> [Task to complete] Extract each line from the entries below that has the string "запятой" in it.

> [Materials provided]

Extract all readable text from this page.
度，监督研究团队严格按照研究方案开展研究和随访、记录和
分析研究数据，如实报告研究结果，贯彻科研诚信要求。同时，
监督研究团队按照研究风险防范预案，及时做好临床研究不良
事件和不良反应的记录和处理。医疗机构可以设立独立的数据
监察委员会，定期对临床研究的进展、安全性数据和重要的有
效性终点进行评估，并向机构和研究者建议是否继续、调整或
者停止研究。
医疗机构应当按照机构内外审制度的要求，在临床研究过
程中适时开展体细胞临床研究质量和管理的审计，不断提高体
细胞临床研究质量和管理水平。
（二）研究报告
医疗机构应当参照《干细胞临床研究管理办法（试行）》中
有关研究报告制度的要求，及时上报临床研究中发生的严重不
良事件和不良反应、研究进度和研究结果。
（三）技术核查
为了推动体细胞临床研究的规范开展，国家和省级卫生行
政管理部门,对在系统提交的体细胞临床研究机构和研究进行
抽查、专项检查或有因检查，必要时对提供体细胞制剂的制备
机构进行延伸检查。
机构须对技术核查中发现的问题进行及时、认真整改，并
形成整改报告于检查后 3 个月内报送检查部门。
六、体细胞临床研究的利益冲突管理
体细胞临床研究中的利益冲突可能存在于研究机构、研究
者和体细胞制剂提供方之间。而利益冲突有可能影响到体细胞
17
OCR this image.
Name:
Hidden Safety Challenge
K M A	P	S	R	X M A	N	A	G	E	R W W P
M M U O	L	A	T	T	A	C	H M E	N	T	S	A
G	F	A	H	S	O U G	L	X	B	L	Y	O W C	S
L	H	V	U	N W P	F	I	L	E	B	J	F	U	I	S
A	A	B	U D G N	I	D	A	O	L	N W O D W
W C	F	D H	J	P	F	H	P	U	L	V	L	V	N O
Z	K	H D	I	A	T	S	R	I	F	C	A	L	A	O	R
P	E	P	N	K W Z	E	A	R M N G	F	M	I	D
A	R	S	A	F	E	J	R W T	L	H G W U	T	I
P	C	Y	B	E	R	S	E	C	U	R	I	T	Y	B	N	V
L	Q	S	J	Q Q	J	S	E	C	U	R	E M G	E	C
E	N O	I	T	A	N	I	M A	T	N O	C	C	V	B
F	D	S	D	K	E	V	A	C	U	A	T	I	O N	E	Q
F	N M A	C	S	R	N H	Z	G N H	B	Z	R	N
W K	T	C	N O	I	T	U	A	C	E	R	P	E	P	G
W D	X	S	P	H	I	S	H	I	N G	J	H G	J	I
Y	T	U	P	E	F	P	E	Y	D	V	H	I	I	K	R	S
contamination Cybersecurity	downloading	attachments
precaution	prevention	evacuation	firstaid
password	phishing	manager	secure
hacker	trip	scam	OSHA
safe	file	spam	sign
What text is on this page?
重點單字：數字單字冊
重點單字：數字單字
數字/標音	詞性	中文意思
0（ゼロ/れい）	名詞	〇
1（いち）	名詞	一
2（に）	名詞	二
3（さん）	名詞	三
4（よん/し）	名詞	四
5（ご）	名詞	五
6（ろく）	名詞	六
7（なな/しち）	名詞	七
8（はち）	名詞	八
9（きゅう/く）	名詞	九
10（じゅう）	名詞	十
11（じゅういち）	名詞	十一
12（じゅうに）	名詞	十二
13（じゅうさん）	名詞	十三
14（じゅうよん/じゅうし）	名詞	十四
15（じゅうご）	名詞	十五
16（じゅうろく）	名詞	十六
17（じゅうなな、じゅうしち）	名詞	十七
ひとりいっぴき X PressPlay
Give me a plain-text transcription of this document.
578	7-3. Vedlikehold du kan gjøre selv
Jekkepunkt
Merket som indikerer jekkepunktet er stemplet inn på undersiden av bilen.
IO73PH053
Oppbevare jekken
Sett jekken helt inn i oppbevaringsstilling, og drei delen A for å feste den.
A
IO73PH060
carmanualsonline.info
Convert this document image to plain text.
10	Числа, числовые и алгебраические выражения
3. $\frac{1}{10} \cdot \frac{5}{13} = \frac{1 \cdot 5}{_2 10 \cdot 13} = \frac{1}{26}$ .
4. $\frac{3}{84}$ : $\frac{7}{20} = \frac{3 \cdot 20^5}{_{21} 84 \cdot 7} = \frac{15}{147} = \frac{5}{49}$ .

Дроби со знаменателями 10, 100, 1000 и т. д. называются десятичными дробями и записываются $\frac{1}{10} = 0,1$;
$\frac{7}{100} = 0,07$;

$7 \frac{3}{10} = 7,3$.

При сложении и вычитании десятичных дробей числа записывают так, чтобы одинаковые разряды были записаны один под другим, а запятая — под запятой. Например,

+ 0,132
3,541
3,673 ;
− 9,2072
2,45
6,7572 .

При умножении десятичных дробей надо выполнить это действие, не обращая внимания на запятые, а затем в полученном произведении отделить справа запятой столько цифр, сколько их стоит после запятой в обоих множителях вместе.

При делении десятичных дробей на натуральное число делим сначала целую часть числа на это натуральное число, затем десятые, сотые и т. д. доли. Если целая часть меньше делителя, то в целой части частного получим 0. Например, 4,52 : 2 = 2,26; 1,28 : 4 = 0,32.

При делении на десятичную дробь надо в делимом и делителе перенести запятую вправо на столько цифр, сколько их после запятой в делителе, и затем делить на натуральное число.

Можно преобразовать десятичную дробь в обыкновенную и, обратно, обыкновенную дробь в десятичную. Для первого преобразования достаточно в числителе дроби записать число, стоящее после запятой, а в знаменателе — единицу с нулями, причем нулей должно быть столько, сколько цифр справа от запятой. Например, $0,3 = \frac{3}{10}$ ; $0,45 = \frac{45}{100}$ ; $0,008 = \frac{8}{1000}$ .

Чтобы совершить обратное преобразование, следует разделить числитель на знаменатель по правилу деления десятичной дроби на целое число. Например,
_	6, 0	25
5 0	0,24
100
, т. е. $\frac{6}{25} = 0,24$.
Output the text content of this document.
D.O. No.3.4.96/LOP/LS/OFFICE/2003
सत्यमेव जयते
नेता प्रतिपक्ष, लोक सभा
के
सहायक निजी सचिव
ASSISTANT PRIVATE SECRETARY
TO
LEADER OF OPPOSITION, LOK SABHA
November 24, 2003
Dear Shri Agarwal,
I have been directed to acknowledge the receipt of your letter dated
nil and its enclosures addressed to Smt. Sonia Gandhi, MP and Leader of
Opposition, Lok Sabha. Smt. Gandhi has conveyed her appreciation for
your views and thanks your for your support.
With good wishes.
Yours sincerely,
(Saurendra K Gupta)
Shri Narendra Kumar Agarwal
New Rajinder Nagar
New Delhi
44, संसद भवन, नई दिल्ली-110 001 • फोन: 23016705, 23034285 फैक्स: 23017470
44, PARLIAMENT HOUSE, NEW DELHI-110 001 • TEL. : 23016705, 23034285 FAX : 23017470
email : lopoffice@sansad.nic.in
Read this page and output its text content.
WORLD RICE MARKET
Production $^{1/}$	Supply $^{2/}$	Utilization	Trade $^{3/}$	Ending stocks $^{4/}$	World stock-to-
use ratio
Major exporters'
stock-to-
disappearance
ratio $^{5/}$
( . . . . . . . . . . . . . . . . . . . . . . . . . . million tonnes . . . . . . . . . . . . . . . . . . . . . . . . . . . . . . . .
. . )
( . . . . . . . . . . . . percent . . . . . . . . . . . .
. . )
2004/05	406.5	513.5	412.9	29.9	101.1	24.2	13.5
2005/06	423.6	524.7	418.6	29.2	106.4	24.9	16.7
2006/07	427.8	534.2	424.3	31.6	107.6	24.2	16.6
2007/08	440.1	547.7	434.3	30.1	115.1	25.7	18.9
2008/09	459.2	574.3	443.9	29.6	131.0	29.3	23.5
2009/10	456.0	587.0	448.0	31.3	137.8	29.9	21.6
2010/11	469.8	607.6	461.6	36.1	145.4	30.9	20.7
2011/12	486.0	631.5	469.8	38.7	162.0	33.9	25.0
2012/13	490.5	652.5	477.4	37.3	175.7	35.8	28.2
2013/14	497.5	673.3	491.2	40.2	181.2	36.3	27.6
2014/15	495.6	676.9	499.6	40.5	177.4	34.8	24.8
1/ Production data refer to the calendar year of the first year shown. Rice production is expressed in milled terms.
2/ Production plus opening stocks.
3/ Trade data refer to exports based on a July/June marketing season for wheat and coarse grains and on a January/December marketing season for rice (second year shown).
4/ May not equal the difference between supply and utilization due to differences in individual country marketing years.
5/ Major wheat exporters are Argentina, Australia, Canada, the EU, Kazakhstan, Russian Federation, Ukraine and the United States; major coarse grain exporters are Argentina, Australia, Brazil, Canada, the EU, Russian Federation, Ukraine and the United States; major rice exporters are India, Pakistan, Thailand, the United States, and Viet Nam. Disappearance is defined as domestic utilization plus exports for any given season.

> [The result]
При сложении и вычитании десятичных дробей числа записывают так, чтобы одинаковые разряды были записаны один под другим, а запятая — под запятой. Например,
При умножении десятичных дробей надо выполнить это действие, не обращая внимания на запятые, а затем в полученном произведении отделить справа запятой столько цифр, сколько их стоит после запятой в обоих множителях вместе.
При делении на десятичную дробь надо в делимом и делителе перенести запятую вправо на столько цифр, сколько их после запятой в делителе, и затем делить на натуральное число.
Можно преобразовать десятичную дробь в обыкновенную и, обратно, обыкновенную дробь в десятичную. Для первого преобразования достаточно в числителе дроби записать число, стоящее после запятой, а в знаменателе — единицу с нулями, причем нулей должно быть столько, сколько цифр справа от запятой. Например, $0,3 = \frac{3}{10}$ ; $0,45 = \frac{45}{100}$ ; $0,008 = \frac{8}{1000}$ .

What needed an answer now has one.